__Set task 1__. List every geometric figure that the lecture transcript names in the plural.
__Set task 2__. Reproduce verbatim the stretch of the lecture transcript from "Can I have the" through "in the eye.".
==== Excerpt provided
What you're in this model because they are all mounted on those wires, as remember this thing rotates as it opens therefore the corners of the triangles take a little more space. And there are a number of other models I am going to be showing you tomorrow and Monday in which you'll see then tetrahedra rotating in cubes. It's a fascinating thing but they do. Float absolutely beautifully through cubes. But anyway, you'll find that the way the tetrahedra rotate in cubes, make the cube's sides bulge out every way like that. So when I make one sphere become a space in a system, and have the space become a sphere, the whole all the wires bulge outwardly symmetrically. Pulse outwardly like this. They are changing from sphere to space it makes it do this. You see for the first time, remember when we dropped the stone in the water you see a wave. This is the first time you see electromagnetic waving propagated. Actually, the model does it.

Can I have the next picture please, and you'll see it happen. Now all the red octahedra opened in the vector equilibrium form, and all the little white octahedra nested. I have this model in our Cambridge office. It is quite old, it's l951-71, it's 23 years old and it's getting a little poor, but to me this was sort of the supreme moment of Synergetics. When I realized you were really seeing electromagnetic wave form in the eye.

Now, I think this is a very good place to stop for Sunday. It is now almost half past three twenty after three. I would like to keep myself fresh. Can you tell me how much time we have done today? (From the audience "We've got about 4 1/2 hours') We got something then worthwhile do you feel? I would think that I might go a little slow on you now, and I'd like not to do that. So let us break up. I would like you to realize we have enough tape for sixty hours. I don't think we're going to make the sixty hours. If we did four hours today, and I think we had let's see, we're about at twenty, and we have just about the same amount of run ahead. I think we may get up to forty, and it is my suspicion that I have learned to say things more compactly. I know that I am really covering a whole lot of territory today, where I used to go quite detailed following, I'm exploring myself and now I'm so much more familiar that probably I am compacting the sixty hours into the forty. I feel that way about it. So that I think we're going to have the total experience. If we get to the end of the time, I'm quite certain that I'm not going to be withholding from you some of the things that I feel are all this important interrelatedness, because I do come into you time and again with new kinds of thrusts, and yet you find everything getting back into the same fundamental world. It really gets more and more thrilling. Thank you.
========
==== Data section
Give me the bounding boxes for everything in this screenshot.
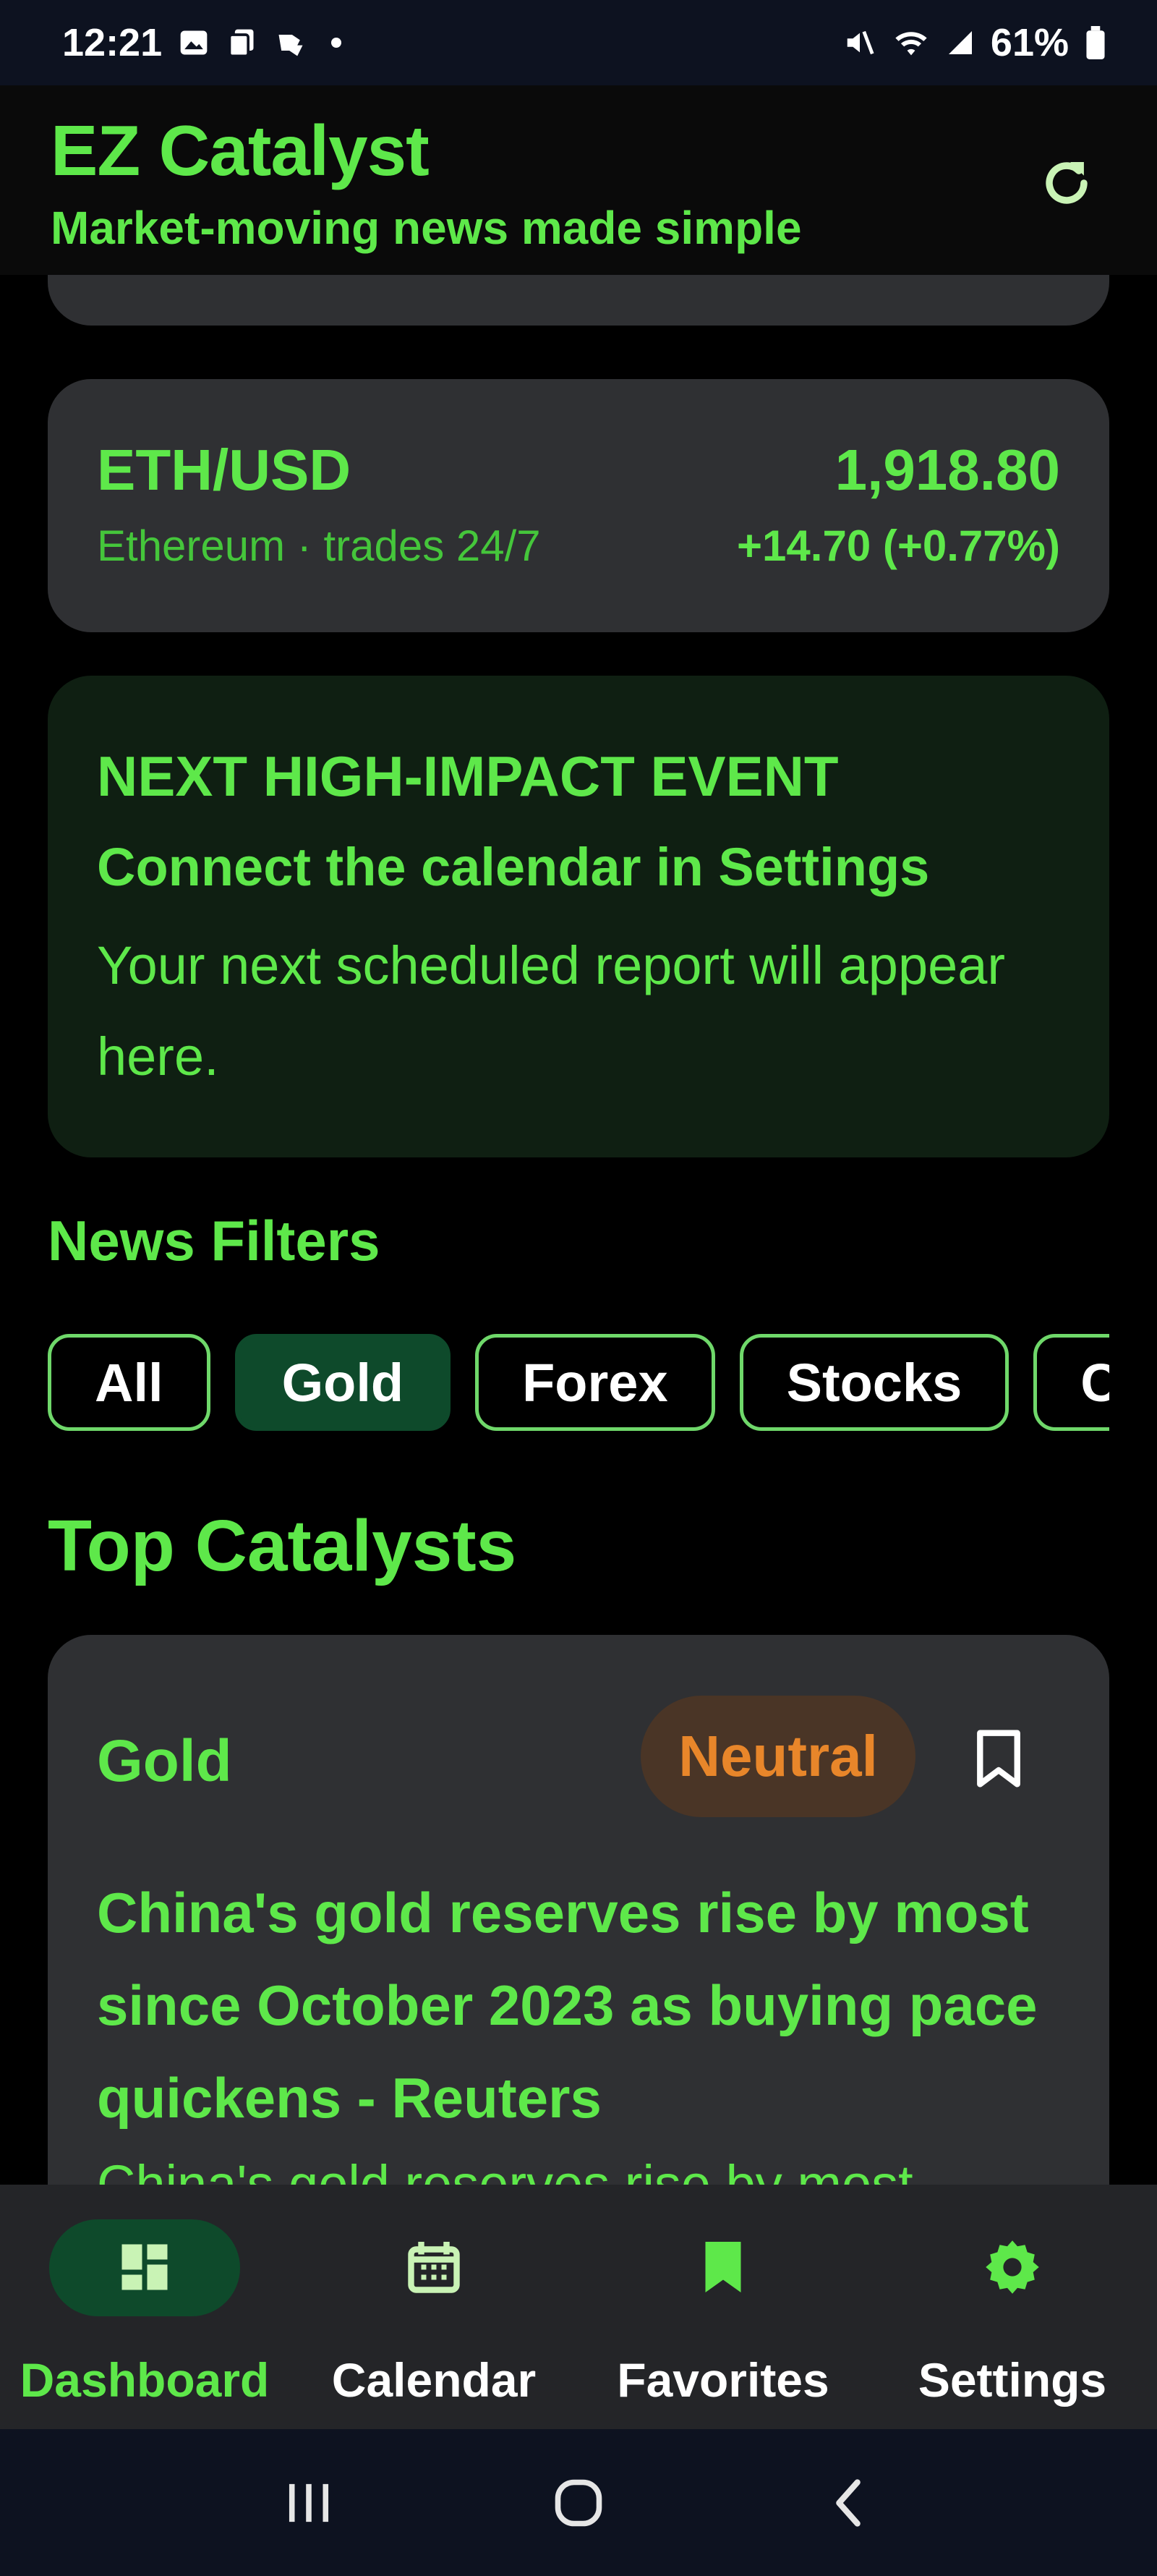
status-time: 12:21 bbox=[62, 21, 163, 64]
========
__Full response 1__. triangles, tetrahedra, cubes, octahedra

__Full response 2__.
Can I have the next picture please, and you'll see it happen. Now all the red octahedra opened in the vector equilibrium form, and all the little white octahedra nested. I have this model in our Cambridge office. It is quite old, it's l951-71, it's 23 years old and it's getting a little poor, but to me this was sort of the supreme moment of Synergetics. When I realized you were really seeing electromagnetic wave form in the eye.